#### Tarefa solicitada a:
Liste todos os programas de TV que o artigo abaixo cita pelo nome.

#### Artigo:
===============

O pior é que esse tipo de político (cuja TV Rio Negro fabrica aos montes) são como os Gremilins - multiplicam-se rapidamente. Sabino, quando tem compromissos em Brasília, deixa o seu filho no comando do programa. Um jovem que pelo jeito vai seguir os passos do pai. Certa vez assisti a uma cena de dá nó no estômago. Numa das edições do programa, uma mulher humilde estava agradecendo a ajuda que recebera. Ela, além de dizer, entusiasmada, que era eleitora fiel de Sabino, disse o seguinte para o “Sabininho”: “... Também quero agradecer a você, futuro vereador”. Ele esboçou um sorriso amarelo. Mas é isso aí. Para se candidatar é “daqui pra li”. Talvez este ano mesmo ele já estampe camisas, santinhos e chaveiros, e apareça no horário eleitoral jurando amor eterno ao povo.
Vontade do povo
Outros programas como “Câmera 13”, “Fogo Cruzado” e “Exija seus Direitos” escolheram o assistencialismo como seus carros-chefes. Os três continuam na TV Rio Negro, dando para receber depois, nas urnas. Conceição Sampaio já conseguiu; Mirtes Salles também; o deputado Marcos Rota, apresentador oficial do Exija já colheu os frutos há muito tempo; Henrique Oliveira, filho do também político e apresentador Nonato Oliveira, em breve “estará em cartaz”; aliás, não é qualquer um que consegue enfeitar tão bem os momentos assistencialistas do seu programa. Ora ele aparece fazendo cimento para alguém beneficiado com uma reforma na sua casa, ora assa um churrasquinho para o indivíduo que ganhou um carrinho do programa para trabalhar.

===============

#### Tarefa solicitada b:
Formate como tabela Markdown, com as colunas Nº e Linha, o trecho das entradas abaixo que começa na linha que contém "success-title: 申请成功，数据准备中 [125,268,375,296]" e termina na que contém "page-title: 导出个人数据 [190,21,310,45]". Numere cada linha e deixe de fora as linhas em branco.

===============

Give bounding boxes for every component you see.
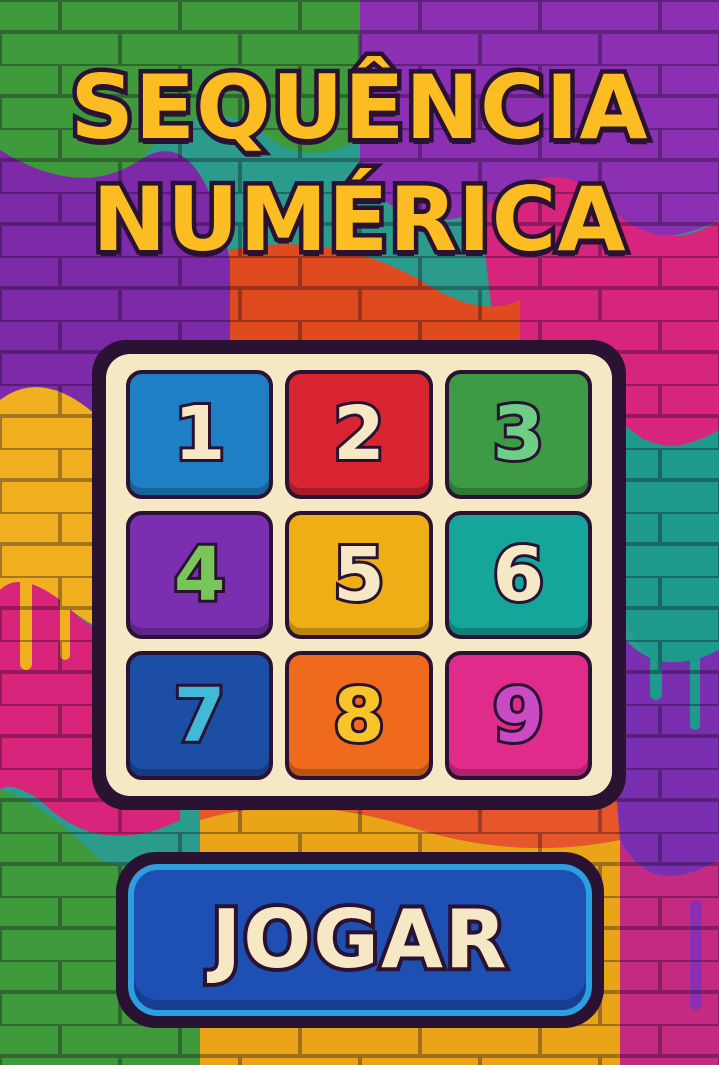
number-tile-3[interactable]: 3: [444, 370, 592, 499]
number-grid: 1 2 3 4 5 6 7 8 9: [106, 354, 612, 796]
title-line-1: SEQUÊNCIA: [66, 52, 652, 164]
title-line-2: NUMÉRICA: [88, 164, 630, 276]
number-tile-1[interactable]: 1: [126, 370, 274, 499]
tile-number: 1: [171, 391, 228, 478]
game-title: SEQUÊNCIA NUMÉRICA: [0, 52, 719, 276]
number-grid-board: 1 2 3 4 5 6 7 8 9: [92, 340, 626, 810]
number-tile-2[interactable]: 2: [285, 370, 433, 499]
tile-number: 8: [330, 672, 387, 759]
number-tile-7[interactable]: 7: [126, 651, 274, 780]
number-tile-8[interactable]: 8: [285, 651, 433, 780]
tile-number: 4: [171, 531, 228, 618]
play-button[interactable]: JOGAR: [116, 852, 604, 1028]
tile-number: 3: [490, 391, 547, 478]
number-tile-5[interactable]: 5: [285, 510, 433, 640]
play-button-face[interactable]: JOGAR: [128, 864, 592, 1016]
number-tile-6[interactable]: 6: [444, 510, 592, 640]
tile-number: 9: [490, 672, 547, 759]
tile-number: 6: [490, 531, 547, 618]
play-button-label: JOGAR: [208, 893, 511, 986]
number-tile-9[interactable]: 9: [444, 651, 592, 780]
tile-number: 5: [330, 531, 387, 618]
tile-number: 2: [330, 391, 387, 478]
tile-number: 7: [171, 672, 228, 759]
number-tile-4[interactable]: 4: [126, 510, 274, 640]
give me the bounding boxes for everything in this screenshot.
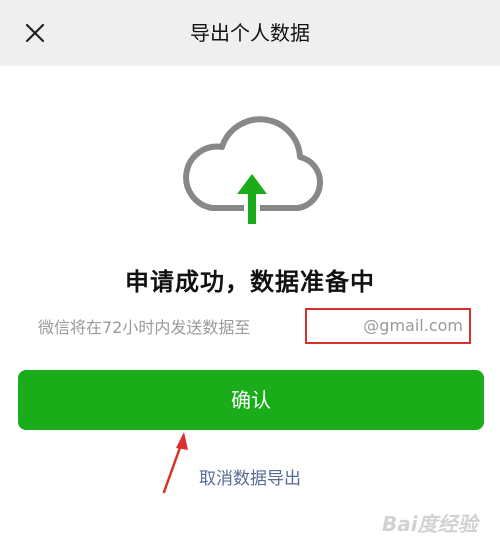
success-title: 申请成功，数据准备中 [125,268,375,296]
watermark-logo: Bai度经验 [382,512,478,536]
cancel-export-link[interactable]: 取消数据导出 [0,464,500,489]
email-highlight-box: @gmail.com [305,308,471,344]
send-info-text: 微信将在72小时内发送数据至 [38,318,251,337]
cloud-upload-icon [183,116,324,224]
email-address: @gmail.com [363,316,463,335]
close-icon [25,23,45,43]
close-button[interactable] [18,16,52,50]
header-bar: 导出个人数据 [0,0,500,66]
page-title: 导出个人数据 [190,21,310,45]
confirm-button[interactable]: 确认 [18,370,484,430]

===============

#### Resposta da tarefa a:
- Câmera 13
- Fogo Cruzado
- Exija seus Direitos

#### Resposta da tarefa b:
| Nº | Linha |
|---|---|
| 1 | success-title: 申请成功，数据准备中 [125,268,375,296] |
| 2 | watermark-logo: Bai度经验 [382,512,478,536] |
| 3 | cancel-export-link[interactable]: 取消数据导出 [0,464,500,489] |
| 4 | email-highlight-box: @gmail.com [305,308,471,344] |
| 5 | send-info-text: 微信将在72小时内发送数据至 [38,318,251,337] |
| 6 | cloud-upload-icon [183,116,324,224] |
| 7 | email-address: @gmail.com [363,316,463,335] |
| 8 | close-icon [25,23,45,43] |
| 9 | close-button[interactable] [18,16,52,50] |
| 10 | header-bar: 导出个人数据 [0,0,500,66] |
| 11 | page-title: 导出个人数据 [190,21,310,45] |